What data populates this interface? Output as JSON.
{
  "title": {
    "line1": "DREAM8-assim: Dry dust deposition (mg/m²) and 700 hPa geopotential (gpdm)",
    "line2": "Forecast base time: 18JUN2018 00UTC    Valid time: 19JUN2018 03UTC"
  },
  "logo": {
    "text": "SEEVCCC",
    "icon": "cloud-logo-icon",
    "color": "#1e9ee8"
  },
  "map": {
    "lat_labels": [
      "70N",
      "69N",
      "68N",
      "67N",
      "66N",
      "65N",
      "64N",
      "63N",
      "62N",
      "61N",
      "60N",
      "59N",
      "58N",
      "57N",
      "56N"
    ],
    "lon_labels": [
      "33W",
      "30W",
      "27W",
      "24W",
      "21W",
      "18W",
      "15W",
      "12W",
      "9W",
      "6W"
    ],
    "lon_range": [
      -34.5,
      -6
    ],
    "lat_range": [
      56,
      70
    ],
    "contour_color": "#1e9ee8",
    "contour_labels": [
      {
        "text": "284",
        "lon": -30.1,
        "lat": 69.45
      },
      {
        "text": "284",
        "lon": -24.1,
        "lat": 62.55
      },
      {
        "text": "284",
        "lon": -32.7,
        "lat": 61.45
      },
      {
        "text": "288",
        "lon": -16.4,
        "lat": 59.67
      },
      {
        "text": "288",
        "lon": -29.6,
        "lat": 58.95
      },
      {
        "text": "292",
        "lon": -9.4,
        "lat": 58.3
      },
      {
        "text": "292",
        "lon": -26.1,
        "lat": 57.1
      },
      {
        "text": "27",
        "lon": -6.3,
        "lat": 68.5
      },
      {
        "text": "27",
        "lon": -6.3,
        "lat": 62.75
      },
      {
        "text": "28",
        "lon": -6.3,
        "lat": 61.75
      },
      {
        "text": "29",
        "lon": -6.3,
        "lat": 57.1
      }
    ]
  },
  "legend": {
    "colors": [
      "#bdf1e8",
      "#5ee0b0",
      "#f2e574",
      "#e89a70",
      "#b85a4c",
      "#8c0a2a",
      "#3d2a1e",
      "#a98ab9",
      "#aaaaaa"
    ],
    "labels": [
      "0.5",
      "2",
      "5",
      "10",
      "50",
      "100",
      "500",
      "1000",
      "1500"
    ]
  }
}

-=-=-

= WRITTEN REQUEST =
Copy every record above exactly as it appears.

= EXERCISE OUTPUT =
What data populates this interface? Output as JSON.
{
  "title": {
    "line1": "DREAM8-assim: Dry dust deposition (mg/m²) and 700 hPa geopotential (gpdm)",
    "line2": "Forecast base time: 18JUN2018 00UTC    Valid time: 19JUN2018 03UTC"
  },
  "logo": {
    "text": "SEEVCCC",
    "icon": "cloud-logo-icon",
    "color": "#1e9ee8"
  },
  "map": {
    "lat_labels": [
      "70N",
      "69N",
      "68N",
      "67N",
      "66N",
      "65N",
      "64N",
      "63N",
      "62N",
      "61N",
      "60N",
      "59N",
      "58N",
      "57N",
      "56N"
    ],
    "lon_labels": [
      "33W",
      "30W",
      "27W",
      "24W",
      "21W",
      "18W",
      "15W",
      "12W",
      "9W",
      "6W"
    ],
    "lon_range": [
      -34.5,
      -6
    ],
    "lat_range": [
      56,
      70
    ],
    "contour_color": "#1e9ee8",
    "contour_labels": [
      {
        "text": "284",
        "lon": -30.1,
        "lat": 69.45
      },
      {
        "text": "284",
        "lon": -24.1,
        "lat": 62.55
      },
      {
        "text": "284",
        "lon": -32.7,
        "lat": 61.45
      },
      {
        "text": "288",
        "lon": -16.4,
        "lat": 59.67
      },
      {
        "text": "288",
        "lon": -29.6,
        "lat": 58.95
      },
      {
        "text": "292",
        "lon": -9.4,
        "lat": 58.3
      },
      {
        "text": "292",
        "lon": -26.1,
        "lat": 57.1
      },
      {
        "text": "27",
        "lon": -6.3,
        "lat": 68.5
      },
      {
        "text": "27",
        "lon": -6.3,
        "lat": 62.75
      },
      {
        "text": "28",
        "lon": -6.3,
        "lat": 61.75
      },
      {
        "text": "29",
        "lon": -6.3,
        "lat": 57.1
      }
    ]
  },
  "legend": {
    "colors": [
      "#bdf1e8",
      "#5ee0b0",
      "#f2e574",
      "#e89a70",
      "#b85a4c",
      "#8c0a2a",
      "#3d2a1e",
      "#a98ab9",
      "#aaaaaa"
    ],
    "labels": [
      "0.5",
      "2",
      "5",
      "10",
      "50",
      "100",
      "500",
      "1000",
      "1500"
    ]
  }
}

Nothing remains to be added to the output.